Each entry below must be repeated exactly, with pictures left out.

[start]

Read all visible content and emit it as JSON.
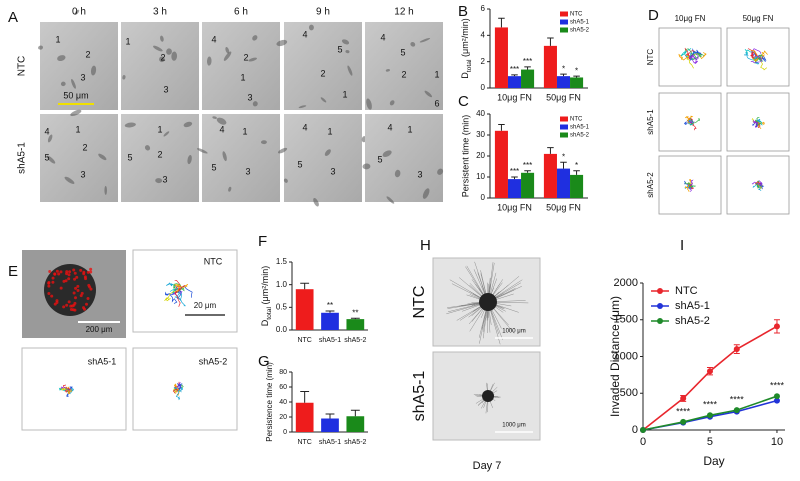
{
  "figure": {
    "panel_letters": [
      "A",
      "B",
      "C",
      "D",
      "E",
      "F",
      "G",
      "H",
      "I"
    ],
    "A": {
      "timepoints": [
        "0 h",
        "3 h",
        "6 h",
        "9 h",
        "12 h"
      ],
      "rows": [
        "NTC",
        "shA5-1"
      ],
      "scale_bar": "50 μm",
      "cell_labels": [
        [
          [
            "1",
            "2",
            "3"
          ],
          [
            "1",
            "2",
            "3"
          ],
          [
            "4",
            "2",
            "1",
            "3"
          ],
          [
            "4",
            "5",
            "2",
            "1"
          ],
          [
            "4",
            "5",
            "2",
            "1",
            "6"
          ]
        ],
        [
          [
            "4",
            "1",
            "5",
            "2",
            "3"
          ],
          [
            "1",
            "5",
            "2",
            "3"
          ],
          [
            "4",
            "1",
            "5",
            "3"
          ],
          [
            "4",
            "1",
            "5",
            "3"
          ],
          [
            "4",
            "1",
            "5",
            "3"
          ]
        ]
      ]
    },
    "D": {
      "columns": [
        "10μg FN",
        "50μg FN"
      ],
      "rows": [
        "NTC",
        "shA5-1",
        "shA5-2"
      ]
    },
    "E": {
      "scale_bars": [
        "200 μm",
        "20 μm"
      ],
      "labels": [
        "NTC",
        "shA5-1",
        "shA5-2"
      ]
    },
    "H": {
      "rows": [
        "NTC",
        "shA5-1"
      ],
      "scale_bars": [
        "1000 μm",
        "1000 μm"
      ],
      "caption": "Day 7"
    }
  },
  "chart_data": [
    {
      "type": "bar",
      "ylabel": {
        "main": "D",
        "sub": "total",
        "rest": " (μm²/min)"
      },
      "categories": [
        "10μg FN",
        "50μg FN"
      ],
      "ylim": [
        0,
        6
      ],
      "yticks": [
        0,
        2,
        4,
        6
      ],
      "legend": "upper right",
      "series": [
        {
          "name": "NTC",
          "color": "#ee1c1c",
          "values": [
            4.6,
            3.2
          ],
          "errors": [
            0.7,
            0.6
          ],
          "annotations": [
            null,
            null
          ]
        },
        {
          "name": "shA5-1",
          "color": "#1f2fe0",
          "values": [
            0.9,
            0.9
          ],
          "errors": [
            0.1,
            0.15
          ],
          "annotations": [
            "***",
            "*"
          ]
        },
        {
          "name": "shA5-2",
          "color": "#1a8a1a",
          "values": [
            1.4,
            0.8
          ],
          "errors": [
            0.2,
            0.1
          ],
          "annotations": [
            "***",
            "*"
          ]
        }
      ]
    },
    {
      "type": "bar",
      "ylabel": "Persistent time (min)",
      "categories": [
        "10μg FN",
        "50μg FN"
      ],
      "ylim": [
        0,
        40
      ],
      "yticks": [
        0,
        10,
        20,
        30,
        40
      ],
      "legend": "upper right",
      "series": [
        {
          "name": "NTC",
          "color": "#ee1c1c",
          "values": [
            32,
            21
          ],
          "errors": [
            3,
            3
          ],
          "annotations": [
            null,
            null
          ]
        },
        {
          "name": "shA5-1",
          "color": "#1f2fe0",
          "values": [
            9,
            14
          ],
          "errors": [
            1,
            3
          ],
          "annotations": [
            "***",
            "*"
          ]
        },
        {
          "name": "shA5-2",
          "color": "#1a8a1a",
          "values": [
            12,
            11
          ],
          "errors": [
            1,
            2
          ],
          "annotations": [
            "***",
            "*"
          ]
        }
      ]
    },
    {
      "type": "bar",
      "ylabel": {
        "main": "D",
        "sub": "total",
        "rest": " (μm²/min)"
      },
      "categories": [
        "NTC",
        "shA5-1",
        "shA5-2"
      ],
      "values": [
        0.9,
        0.38,
        0.24
      ],
      "errors": [
        0.13,
        0.04,
        0.02
      ],
      "colors": [
        "#ee1c1c",
        "#1f2fe0",
        "#1a8a1a"
      ],
      "annotations": [
        null,
        "**",
        "**"
      ],
      "ylim": [
        0,
        1.5
      ],
      "yticks": [
        {
          "value": 0,
          "label": "0.0"
        },
        0.5,
        {
          "value": 1,
          "label": "1.0"
        },
        1.5
      ]
    },
    {
      "type": "bar",
      "ylabel": "Persistence time (min)",
      "categories": [
        "NTC",
        "shA5-1",
        "shA5-2"
      ],
      "values": [
        39,
        18,
        21
      ],
      "errors": [
        15,
        6,
        8
      ],
      "colors": [
        "#ee1c1c",
        "#1f2fe0",
        "#1a8a1a"
      ],
      "ylim": [
        0,
        80
      ],
      "yticks": [
        0,
        20,
        40,
        60,
        80
      ]
    },
    {
      "type": "line",
      "xlabel": "Day",
      "ylabel": "Invaded Distance (μm)",
      "x": [
        0,
        3,
        5,
        7,
        10
      ],
      "xlim": [
        0,
        10.6
      ],
      "xticks": [
        0,
        5,
        10
      ],
      "ylim": [
        0,
        2000
      ],
      "yticks": [
        0,
        500,
        1000,
        1500,
        2000
      ],
      "legend": "upper left",
      "annotations": [
        null,
        "****",
        "****",
        "****",
        "****"
      ],
      "series": [
        {
          "name": "NTC",
          "color": "#e8262d",
          "values": [
            0,
            430,
            800,
            1100,
            1410
          ],
          "errors": [
            0,
            40,
            50,
            60,
            90
          ]
        },
        {
          "name": "shA5-1",
          "color": "#2233d8",
          "values": [
            0,
            100,
            180,
            250,
            400
          ]
        },
        {
          "name": "shA5-2",
          "color": "#1f8a2a",
          "values": [
            0,
            110,
            200,
            270,
            460
          ]
        }
      ]
    }
  ]
}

[end]

Answer ::
Read all visible content and emit it as JSON.
{
  "figure": {
    "panel_letters": [
      "A",
      "B",
      "C",
      "D",
      "E",
      "F",
      "G",
      "H",
      "I"
    ],
    "A": {
      "timepoints": [
        "0 h",
        "3 h",
        "6 h",
        "9 h",
        "12 h"
      ],
      "rows": [
        "NTC",
        "shA5-1"
      ],
      "scale_bar": "50 μm",
      "cell_labels": [
        [
          [
            "1",
            "2",
            "3"
          ],
          [
            "1",
            "2",
            "3"
          ],
          [
            "4",
            "2",
            "1",
            "3"
          ],
          [
            "4",
            "5",
            "2",
            "1"
          ],
          [
            "4",
            "5",
            "2",
            "1",
            "6"
          ]
        ],
        [
          [
            "4",
            "1",
            "5",
            "2",
            "3"
          ],
          [
            "1",
            "5",
            "2",
            "3"
          ],
          [
            "4",
            "1",
            "5",
            "3"
          ],
          [
            "4",
            "1",
            "5",
            "3"
          ],
          [
            "4",
            "1",
            "5",
            "3"
          ]
        ]
      ]
    },
    "D": {
      "columns": [
        "10μg FN",
        "50μg FN"
      ],
      "rows": [
        "NTC",
        "shA5-1",
        "shA5-2"
      ]
    },
    "E": {
      "scale_bars": [
        "200 μm",
        "20 μm"
      ],
      "labels": [
        "NTC",
        "shA5-1",
        "shA5-2"
      ]
    },
    "H": {
      "rows": [
        "NTC",
        "shA5-1"
      ],
      "scale_bars": [
        "1000 μm",
        "1000 μm"
      ],
      "caption": "Day 7"
    }
  },
  "chart_data": [
    {
      "type": "bar",
      "ylabel": {
        "main": "D",
        "sub": "total",
        "rest": " (μm²/min)"
      },
      "categories": [
        "10μg FN",
        "50μg FN"
      ],
      "ylim": [
        0,
        6
      ],
      "yticks": [
        0,
        2,
        4,
        6
      ],
      "legend": "upper right",
      "series": [
        {
          "name": "NTC",
          "color": "#ee1c1c",
          "values": [
            4.6,
            3.2
          ],
          "errors": [
            0.7,
            0.6
          ],
          "annotations": [
            null,
            null
          ]
        },
        {
          "name": "shA5-1",
          "color": "#1f2fe0",
          "values": [
            0.9,
            0.9
          ],
          "errors": [
            0.1,
            0.15
          ],
          "annotations": [
            "***",
            "*"
          ]
        },
        {
          "name": "shA5-2",
          "color": "#1a8a1a",
          "values": [
            1.4,
            0.8
          ],
          "errors": [
            0.2,
            0.1
          ],
          "annotations": [
            "***",
            "*"
          ]
        }
      ]
    },
    {
      "type": "bar",
      "ylabel": "Persistent time (min)",
      "categories": [
        "10μg FN",
        "50μg FN"
      ],
      "ylim": [
        0,
        40
      ],
      "yticks": [
        0,
        10,
        20,
        30,
        40
      ],
      "legend": "upper right",
      "series": [
        {
          "name": "NTC",
          "color": "#ee1c1c",
          "values": [
            32,
            21
          ],
          "errors": [
            3,
            3
          ],
          "annotations": [
            null,
            null
          ]
        },
        {
          "name": "shA5-1",
          "color": "#1f2fe0",
          "values": [
            9,
            14
          ],
          "errors": [
            1,
            3
          ],
          "annotations": [
            "***",
            "*"
          ]
        },
        {
          "name": "shA5-2",
          "color": "#1a8a1a",
          "values": [
            12,
            11
          ],
          "errors": [
            1,
            2
          ],
          "annotations": [
            "***",
            "*"
          ]
        }
      ]
    },
    {
      "type": "bar",
      "ylabel": {
        "main": "D",
        "sub": "total",
        "rest": " (μm²/min)"
      },
      "categories": [
        "NTC",
        "shA5-1",
        "shA5-2"
      ],
      "values": [
        0.9,
        0.38,
        0.24
      ],
      "errors": [
        0.13,
        0.04,
        0.02
      ],
      "colors": [
        "#ee1c1c",
        "#1f2fe0",
        "#1a8a1a"
      ],
      "annotations": [
        null,
        "**",
        "**"
      ],
      "ylim": [
        0,
        1.5
      ],
      "yticks": [
        {
          "value": 0,
          "label": "0.0"
        },
        0.5,
        {
          "value": 1,
          "label": "1.0"
        },
        1.5
      ]
    },
    {
      "type": "bar",
      "ylabel": "Persistence time (min)",
      "categories": [
        "NTC",
        "shA5-1",
        "shA5-2"
      ],
      "values": [
        39,
        18,
        21
      ],
      "errors": [
        15,
        6,
        8
      ],
      "colors": [
        "#ee1c1c",
        "#1f2fe0",
        "#1a8a1a"
      ],
      "ylim": [
        0,
        80
      ],
      "yticks": [
        0,
        20,
        40,
        60,
        80
      ]
    },
    {
      "type": "line",
      "xlabel": "Day",
      "ylabel": "Invaded Distance (μm)",
      "x": [
        0,
        3,
        5,
        7,
        10
      ],
      "xlim": [
        0,
        10.6
      ],
      "xticks": [
        0,
        5,
        10
      ],
      "ylim": [
        0,
        2000
      ],
      "yticks": [
        0,
        500,
        1000,
        1500,
        2000
      ],
      "legend": "upper left",
      "annotations": [
        null,
        "****",
        "****",
        "****",
        "****"
      ],
      "series": [
        {
          "name": "NTC",
          "color": "#e8262d",
          "values": [
            0,
            430,
            800,
            1100,
            1410
          ],
          "errors": [
            0,
            40,
            50,
            60,
            90
          ]
        },
        {
          "name": "shA5-1",
          "color": "#2233d8",
          "values": [
            0,
            100,
            180,
            250,
            400
          ]
        },
        {
          "name": "shA5-2",
          "color": "#1f8a2a",
          "values": [
            0,
            110,
            200,
            270,
            460
          ]
        }
      ]
    }
  ]
}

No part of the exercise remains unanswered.